- **WHAT THIS TASK INVOLVES**: All the data should come back exactly as it was given.

- **DATA FOR PROCESSING**:
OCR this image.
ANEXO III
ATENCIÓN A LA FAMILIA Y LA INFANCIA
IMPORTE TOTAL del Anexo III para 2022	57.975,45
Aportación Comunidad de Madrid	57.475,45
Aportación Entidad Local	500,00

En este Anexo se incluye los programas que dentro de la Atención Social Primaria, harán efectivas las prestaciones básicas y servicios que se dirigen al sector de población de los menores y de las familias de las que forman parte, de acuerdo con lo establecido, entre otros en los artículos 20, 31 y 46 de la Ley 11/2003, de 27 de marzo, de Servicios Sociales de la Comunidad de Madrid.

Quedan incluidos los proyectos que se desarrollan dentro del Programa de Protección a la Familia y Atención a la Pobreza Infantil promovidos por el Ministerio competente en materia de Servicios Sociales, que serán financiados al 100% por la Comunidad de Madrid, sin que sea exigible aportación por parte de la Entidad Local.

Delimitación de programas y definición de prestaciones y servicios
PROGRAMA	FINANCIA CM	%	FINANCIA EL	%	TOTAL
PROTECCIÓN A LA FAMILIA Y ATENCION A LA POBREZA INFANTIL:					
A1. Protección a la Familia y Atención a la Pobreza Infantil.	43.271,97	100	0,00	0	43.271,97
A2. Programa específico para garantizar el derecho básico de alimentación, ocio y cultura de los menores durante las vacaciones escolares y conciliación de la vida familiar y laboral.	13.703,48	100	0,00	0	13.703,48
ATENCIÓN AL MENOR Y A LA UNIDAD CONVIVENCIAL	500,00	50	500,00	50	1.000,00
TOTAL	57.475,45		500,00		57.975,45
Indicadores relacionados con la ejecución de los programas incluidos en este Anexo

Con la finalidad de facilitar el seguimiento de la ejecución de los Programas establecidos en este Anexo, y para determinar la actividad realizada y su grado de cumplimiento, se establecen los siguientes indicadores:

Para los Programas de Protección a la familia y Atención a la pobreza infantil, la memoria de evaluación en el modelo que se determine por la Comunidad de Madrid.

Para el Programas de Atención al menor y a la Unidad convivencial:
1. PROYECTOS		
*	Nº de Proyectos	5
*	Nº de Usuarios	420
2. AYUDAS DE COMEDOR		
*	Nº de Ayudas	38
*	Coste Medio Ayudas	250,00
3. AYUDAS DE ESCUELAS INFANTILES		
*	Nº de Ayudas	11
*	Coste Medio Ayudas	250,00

- **EXERCISE RESPONSE**:
OCR this image.
ANEXO III
ATENCIÓN A LA FAMILIA Y LA INFANCIA
IMPORTE TOTAL del Anexo III para 2022	57.975,45
Aportación Comunidad de Madrid	57.475,45
Aportación Entidad Local	500,00

En este Anexo se incluye los programas que dentro de la Atención Social Primaria, harán efectivas las prestaciones básicas y servicios que se dirigen al sector de población de los menores y de las familias de las que forman parte, de acuerdo con lo establecido, entre otros en los artículos 20, 31 y 46 de la Ley 11/2003, de 27 de marzo, de Servicios Sociales de la Comunidad de Madrid.

Quedan incluidos los proyectos que se desarrollan dentro del Programa de Protección a la Familia y Atención a la Pobreza Infantil promovidos por el Ministerio competente en materia de Servicios Sociales, que serán financiados al 100% por la Comunidad de Madrid, sin que sea exigible aportación por parte de la Entidad Local.

Delimitación de programas y definición de prestaciones y servicios
PROGRAMA	FINANCIA CM	%	FINANCIA EL	%	TOTAL
PROTECCIÓN A LA FAMILIA Y ATENCION A LA POBREZA INFANTIL:					
A1. Protección a la Familia y Atención a la Pobreza Infantil.	43.271,97	100	0,00	0	43.271,97
A2. Programa específico para garantizar el derecho básico de alimentación, ocio y cultura de los menores durante las vacaciones escolares y conciliación de la vida familiar y laboral.	13.703,48	100	0,00	0	13.703,48
ATENCIÓN AL MENOR Y A LA UNIDAD CONVIVENCIAL	500,00	50	500,00	50	1.000,00
TOTAL	57.475,45		500,00		57.975,45
Indicadores relacionados con la ejecución de los programas incluidos en este Anexo

Con la finalidad de facilitar el seguimiento de la ejecución de los Programas establecidos en este Anexo, y para determinar la actividad realizada y su grado de cumplimiento, se establecen los siguientes indicadores:

Para los Programas de Protección a la familia y Atención a la pobreza infantil, la memoria de evaluación en el modelo que se determine por la Comunidad de Madrid.

Para el Programas de Atención al menor y a la Unidad convivencial:
1. PROYECTOS		
*	Nº de Proyectos	5
*	Nº de Usuarios	420
2. AYUDAS DE COMEDOR		
*	Nº de Ayudas	38
*	Coste Medio Ayudas	250,00
3. AYUDAS DE ESCUELAS INFANTILES		
*	Nº de Ayudas	11
*	Coste Medio Ayudas	250,00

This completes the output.